(SHORT EXERCISE): Each entry in the listing below should be restated word for word.

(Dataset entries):
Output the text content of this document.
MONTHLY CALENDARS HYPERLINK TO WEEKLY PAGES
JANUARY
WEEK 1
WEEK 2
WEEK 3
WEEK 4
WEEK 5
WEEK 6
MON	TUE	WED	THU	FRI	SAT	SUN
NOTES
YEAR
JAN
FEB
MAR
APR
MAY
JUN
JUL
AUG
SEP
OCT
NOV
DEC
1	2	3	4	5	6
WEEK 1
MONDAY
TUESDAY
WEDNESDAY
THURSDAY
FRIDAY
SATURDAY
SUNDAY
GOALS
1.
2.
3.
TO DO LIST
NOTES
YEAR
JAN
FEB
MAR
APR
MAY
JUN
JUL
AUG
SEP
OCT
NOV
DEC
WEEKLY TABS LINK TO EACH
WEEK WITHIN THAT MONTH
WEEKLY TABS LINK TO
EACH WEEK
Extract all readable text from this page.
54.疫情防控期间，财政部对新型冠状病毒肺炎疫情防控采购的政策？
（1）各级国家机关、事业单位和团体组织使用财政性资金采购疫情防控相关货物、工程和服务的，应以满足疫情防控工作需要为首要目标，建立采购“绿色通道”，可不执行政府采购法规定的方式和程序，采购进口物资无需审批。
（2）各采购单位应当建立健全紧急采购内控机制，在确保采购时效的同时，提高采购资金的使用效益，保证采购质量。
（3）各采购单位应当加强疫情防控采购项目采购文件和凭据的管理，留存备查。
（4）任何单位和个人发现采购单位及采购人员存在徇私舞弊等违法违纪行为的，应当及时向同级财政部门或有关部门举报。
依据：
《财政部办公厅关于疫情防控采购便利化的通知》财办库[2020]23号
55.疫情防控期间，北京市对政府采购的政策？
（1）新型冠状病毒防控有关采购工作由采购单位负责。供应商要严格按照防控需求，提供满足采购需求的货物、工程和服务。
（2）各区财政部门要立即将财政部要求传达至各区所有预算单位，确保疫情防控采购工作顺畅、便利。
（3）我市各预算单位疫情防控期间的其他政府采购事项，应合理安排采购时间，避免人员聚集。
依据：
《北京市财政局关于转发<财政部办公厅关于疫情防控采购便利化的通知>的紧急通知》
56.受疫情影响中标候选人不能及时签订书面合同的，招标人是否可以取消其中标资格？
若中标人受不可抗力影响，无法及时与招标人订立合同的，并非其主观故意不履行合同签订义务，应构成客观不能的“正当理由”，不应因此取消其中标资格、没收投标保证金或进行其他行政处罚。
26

(RESPONSE TO THE EXERCISE):
Output the text content of this document.
MONTHLY CALENDARS HYPERLINK TO WEEKLY PAGES
JANUARY
WEEK 1
WEEK 2
WEEK 3
WEEK 4
WEEK 5
WEEK 6
MON	TUE	WED	THU	FRI	SAT	SUN
NOTES
YEAR
JAN
FEB
MAR
APR
MAY
JUN
JUL
AUG
SEP
OCT
NOV
DEC
1	2	3	4	5	6
WEEK 1
MONDAY
TUESDAY
WEDNESDAY
THURSDAY
FRIDAY
SATURDAY
SUNDAY
GOALS
1.
2.
3.
TO DO LIST
NOTES
YEAR
JAN
FEB
MAR
APR
MAY
JUN
JUL
AUG
SEP
OCT
NOV
DEC
WEEKLY TABS LINK TO EACH
WEEK WITHIN THAT MONTH
WEEKLY TABS LINK TO
EACH WEEK
Extract all readable text from this page.
54.疫情防控期间，财政部对新型冠状病毒肺炎疫情防控采购的政策？
（1）各级国家机关、事业单位和团体组织使用财政性资金采购疫情防控相关货物、工程和服务的，应以满足疫情防控工作需要为首要目标，建立采购“绿色通道”，可不执行政府采购法规定的方式和程序，采购进口物资无需审批。
（2）各采购单位应当建立健全紧急采购内控机制，在确保采购时效的同时，提高采购资金的使用效益，保证采购质量。
（3）各采购单位应当加强疫情防控采购项目采购文件和凭据的管理，留存备查。
（4）任何单位和个人发现采购单位及采购人员存在徇私舞弊等违法违纪行为的，应当及时向同级财政部门或有关部门举报。
依据：
《财政部办公厅关于疫情防控采购便利化的通知》财办库[2020]23号
55.疫情防控期间，北京市对政府采购的政策？
（1）新型冠状病毒防控有关采购工作由采购单位负责。供应商要严格按照防控需求，提供满足采购需求的货物、工程和服务。
（2）各区财政部门要立即将财政部要求传达至各区所有预算单位，确保疫情防控采购工作顺畅、便利。
（3）我市各预算单位疫情防控期间的其他政府采购事项，应合理安排采购时间，避免人员聚集。
依据：
《北京市财政局关于转发<财政部办公厅关于疫情防控采购便利化的通知>的紧急通知》
56.受疫情影响中标候选人不能及时签订书面合同的，招标人是否可以取消其中标资格？
若中标人受不可抗力影响，无法及时与招标人订立合同的，并非其主观故意不履行合同签订义务，应构成客观不能的“正当理由”，不应因此取消其中标资格、没收投标保证金或进行其他行政处罚。
26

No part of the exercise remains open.